* Exercise instructions
Locate the string "accent" in the records below. Copy every line where it occurs.

* Extracted entries
..........

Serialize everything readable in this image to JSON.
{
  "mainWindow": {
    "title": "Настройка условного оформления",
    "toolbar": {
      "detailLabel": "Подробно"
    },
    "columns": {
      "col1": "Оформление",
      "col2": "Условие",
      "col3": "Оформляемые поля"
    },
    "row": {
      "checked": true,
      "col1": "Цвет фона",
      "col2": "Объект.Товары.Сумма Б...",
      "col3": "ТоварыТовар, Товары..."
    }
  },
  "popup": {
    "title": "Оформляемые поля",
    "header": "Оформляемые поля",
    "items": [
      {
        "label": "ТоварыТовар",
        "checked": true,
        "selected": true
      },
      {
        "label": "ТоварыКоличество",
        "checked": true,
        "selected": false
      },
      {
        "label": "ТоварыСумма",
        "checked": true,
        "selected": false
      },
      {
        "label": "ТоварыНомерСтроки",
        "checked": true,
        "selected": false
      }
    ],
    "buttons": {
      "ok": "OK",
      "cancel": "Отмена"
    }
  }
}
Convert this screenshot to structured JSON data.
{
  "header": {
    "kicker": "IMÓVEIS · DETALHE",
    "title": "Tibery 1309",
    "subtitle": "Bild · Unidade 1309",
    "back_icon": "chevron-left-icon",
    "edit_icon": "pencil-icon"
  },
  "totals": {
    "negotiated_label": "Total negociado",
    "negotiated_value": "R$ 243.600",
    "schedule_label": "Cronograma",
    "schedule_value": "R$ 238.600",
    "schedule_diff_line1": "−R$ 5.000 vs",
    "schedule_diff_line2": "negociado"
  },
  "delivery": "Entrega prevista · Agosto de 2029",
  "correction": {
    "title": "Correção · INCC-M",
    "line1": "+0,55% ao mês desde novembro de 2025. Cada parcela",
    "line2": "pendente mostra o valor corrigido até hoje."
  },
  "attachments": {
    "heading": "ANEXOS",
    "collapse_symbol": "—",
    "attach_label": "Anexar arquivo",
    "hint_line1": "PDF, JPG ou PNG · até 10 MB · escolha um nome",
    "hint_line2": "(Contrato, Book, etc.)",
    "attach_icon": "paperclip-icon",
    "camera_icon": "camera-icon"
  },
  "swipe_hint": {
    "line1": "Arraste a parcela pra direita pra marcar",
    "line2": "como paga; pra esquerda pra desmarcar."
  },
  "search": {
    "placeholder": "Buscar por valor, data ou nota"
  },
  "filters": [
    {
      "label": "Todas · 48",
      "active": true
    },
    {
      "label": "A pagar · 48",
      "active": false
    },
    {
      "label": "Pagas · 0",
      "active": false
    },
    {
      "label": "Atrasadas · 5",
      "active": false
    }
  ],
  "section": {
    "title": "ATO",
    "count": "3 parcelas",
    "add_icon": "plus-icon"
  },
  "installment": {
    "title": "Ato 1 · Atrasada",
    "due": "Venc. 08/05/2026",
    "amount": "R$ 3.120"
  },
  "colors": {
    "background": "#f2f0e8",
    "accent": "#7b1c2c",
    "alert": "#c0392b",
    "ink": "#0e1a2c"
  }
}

..........

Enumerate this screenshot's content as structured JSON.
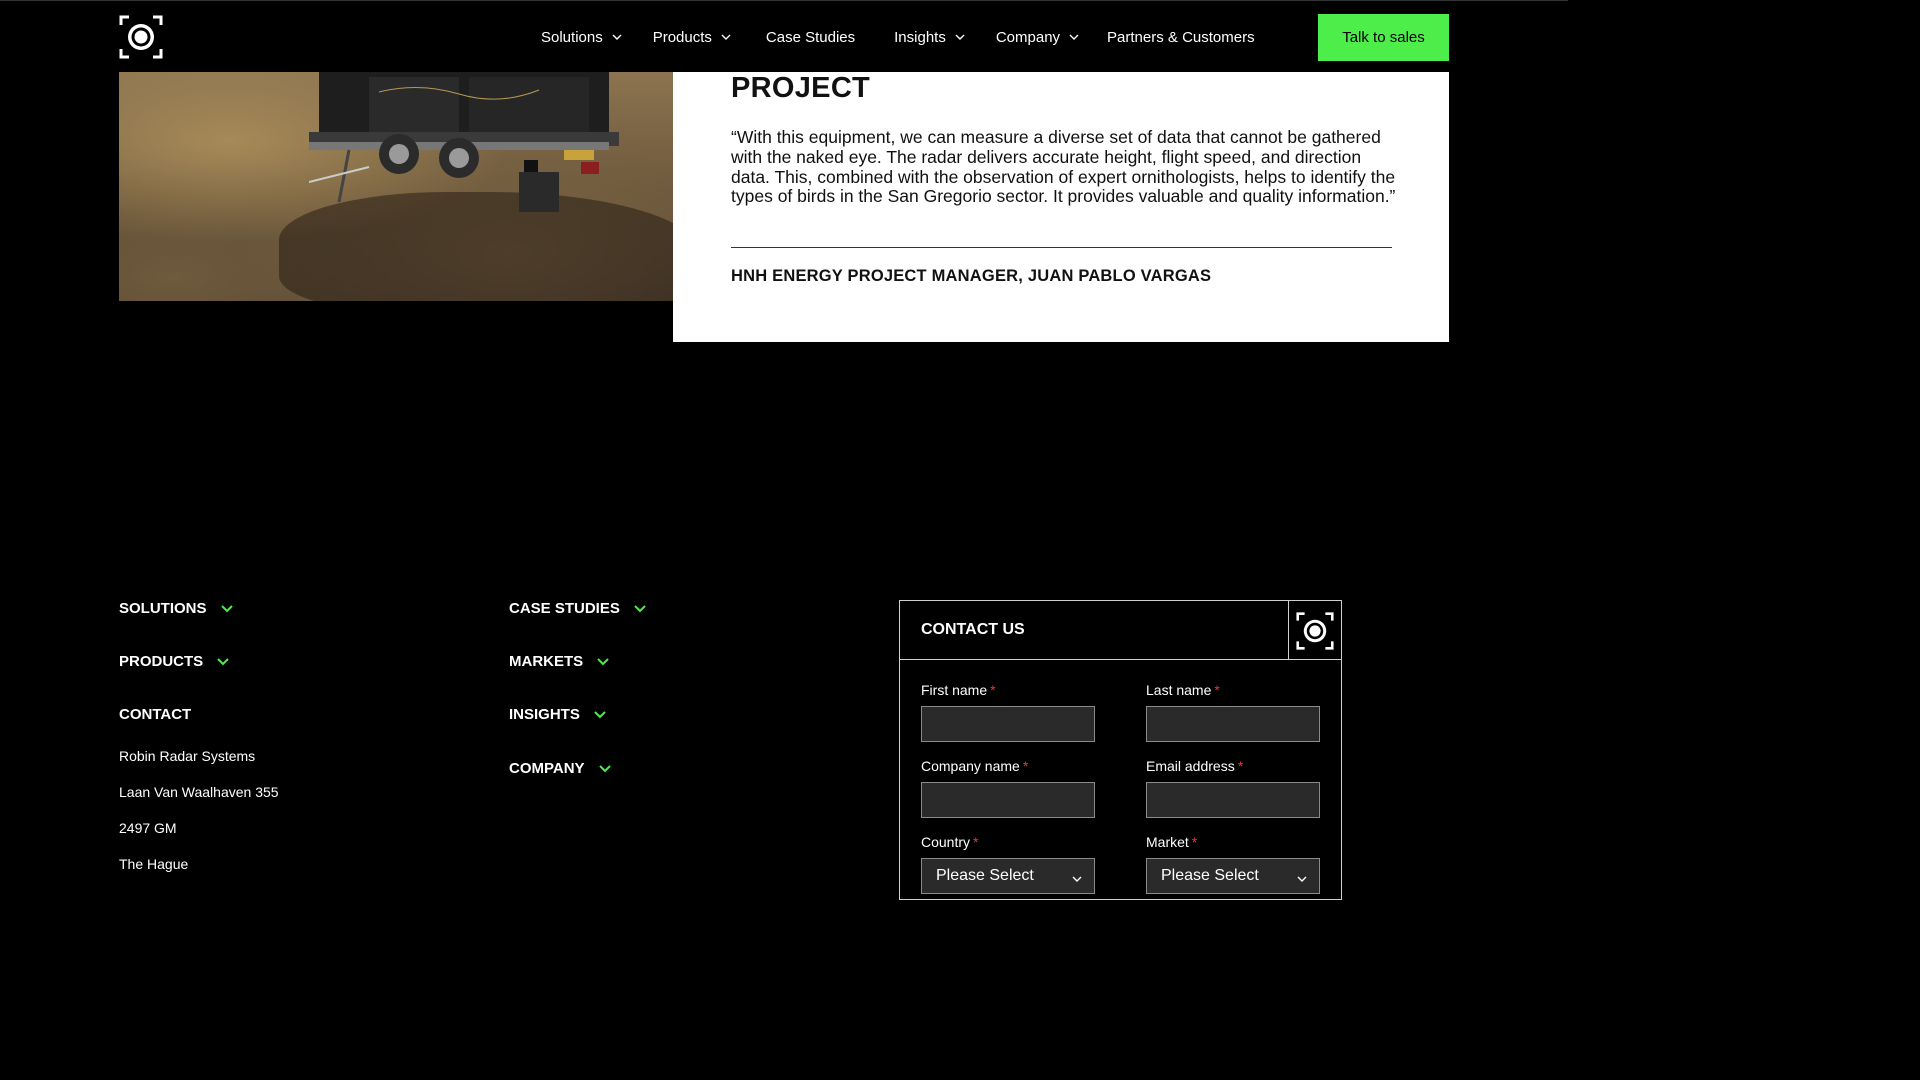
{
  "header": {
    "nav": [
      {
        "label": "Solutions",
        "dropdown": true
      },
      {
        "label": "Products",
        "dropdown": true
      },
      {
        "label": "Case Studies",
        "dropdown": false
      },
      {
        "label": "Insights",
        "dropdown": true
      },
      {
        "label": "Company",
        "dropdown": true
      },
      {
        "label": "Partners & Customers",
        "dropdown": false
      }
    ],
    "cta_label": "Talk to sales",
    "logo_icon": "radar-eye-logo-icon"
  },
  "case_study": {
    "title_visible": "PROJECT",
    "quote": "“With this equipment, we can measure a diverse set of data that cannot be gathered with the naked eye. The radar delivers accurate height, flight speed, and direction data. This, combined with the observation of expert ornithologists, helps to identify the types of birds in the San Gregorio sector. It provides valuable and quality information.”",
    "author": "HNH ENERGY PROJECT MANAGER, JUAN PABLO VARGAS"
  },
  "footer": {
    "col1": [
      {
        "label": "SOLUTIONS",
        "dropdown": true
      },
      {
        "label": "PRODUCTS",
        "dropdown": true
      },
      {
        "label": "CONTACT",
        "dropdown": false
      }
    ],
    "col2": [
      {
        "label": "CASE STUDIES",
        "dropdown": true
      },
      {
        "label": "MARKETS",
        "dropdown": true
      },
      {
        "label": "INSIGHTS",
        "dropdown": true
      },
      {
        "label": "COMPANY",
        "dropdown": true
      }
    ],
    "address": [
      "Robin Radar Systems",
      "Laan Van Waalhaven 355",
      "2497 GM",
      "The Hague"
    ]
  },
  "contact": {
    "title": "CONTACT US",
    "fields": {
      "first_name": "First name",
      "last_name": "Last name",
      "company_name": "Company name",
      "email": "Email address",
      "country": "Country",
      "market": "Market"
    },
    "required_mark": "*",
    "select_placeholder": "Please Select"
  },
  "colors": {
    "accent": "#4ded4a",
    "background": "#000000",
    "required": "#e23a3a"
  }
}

..........

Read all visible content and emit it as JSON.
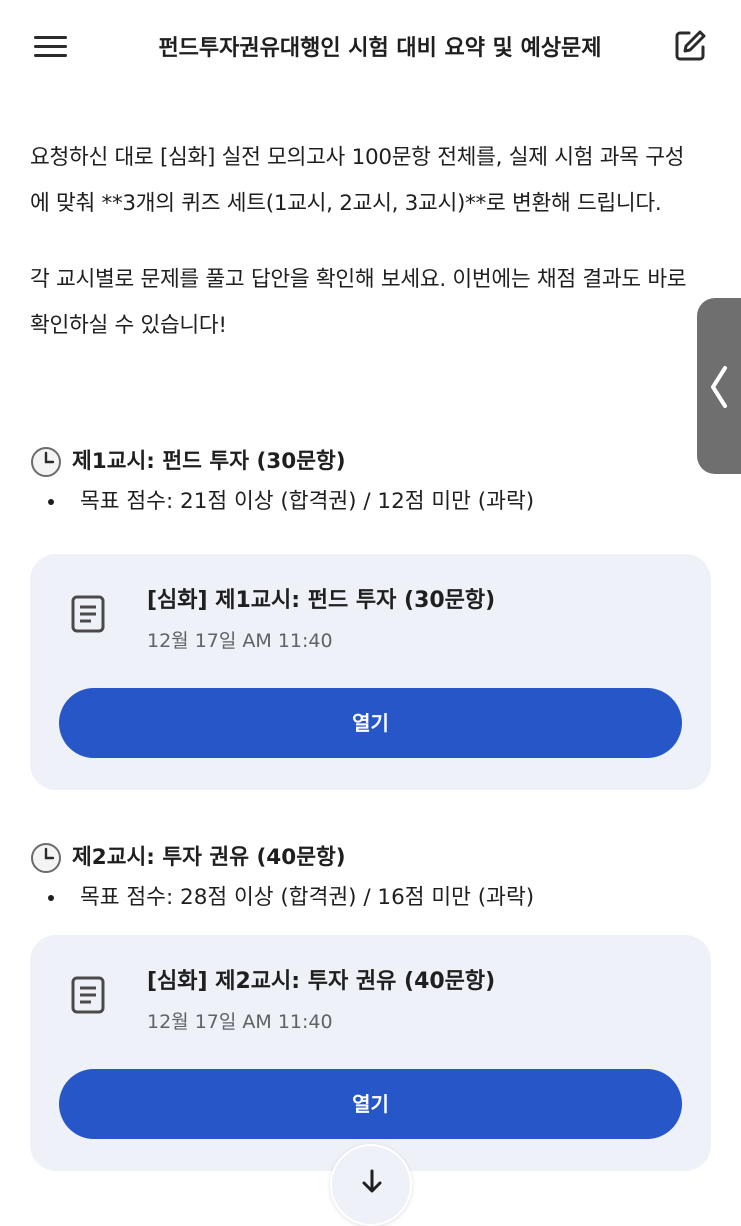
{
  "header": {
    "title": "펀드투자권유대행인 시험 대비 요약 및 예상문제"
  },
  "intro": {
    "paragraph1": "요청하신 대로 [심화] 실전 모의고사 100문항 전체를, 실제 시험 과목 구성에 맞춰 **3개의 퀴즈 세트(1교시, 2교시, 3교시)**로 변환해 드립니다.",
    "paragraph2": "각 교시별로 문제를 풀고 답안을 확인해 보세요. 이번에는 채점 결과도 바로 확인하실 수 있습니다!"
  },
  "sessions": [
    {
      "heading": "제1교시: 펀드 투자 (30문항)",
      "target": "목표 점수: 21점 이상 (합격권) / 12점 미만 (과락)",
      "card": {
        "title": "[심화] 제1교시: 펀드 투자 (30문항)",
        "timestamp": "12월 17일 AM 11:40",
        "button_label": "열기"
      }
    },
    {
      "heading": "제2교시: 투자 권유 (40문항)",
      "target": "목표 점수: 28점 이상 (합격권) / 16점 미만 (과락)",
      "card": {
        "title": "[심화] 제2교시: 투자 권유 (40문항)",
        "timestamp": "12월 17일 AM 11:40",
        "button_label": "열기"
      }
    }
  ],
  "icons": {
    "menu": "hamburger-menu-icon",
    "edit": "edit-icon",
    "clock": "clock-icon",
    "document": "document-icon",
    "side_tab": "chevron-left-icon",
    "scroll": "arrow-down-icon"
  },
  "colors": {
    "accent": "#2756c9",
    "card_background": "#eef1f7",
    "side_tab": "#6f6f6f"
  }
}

..........

* Full output
    "accent": "#7b1c2c",
    "accent": "#4ded4a",
    "accent": "#2756c9",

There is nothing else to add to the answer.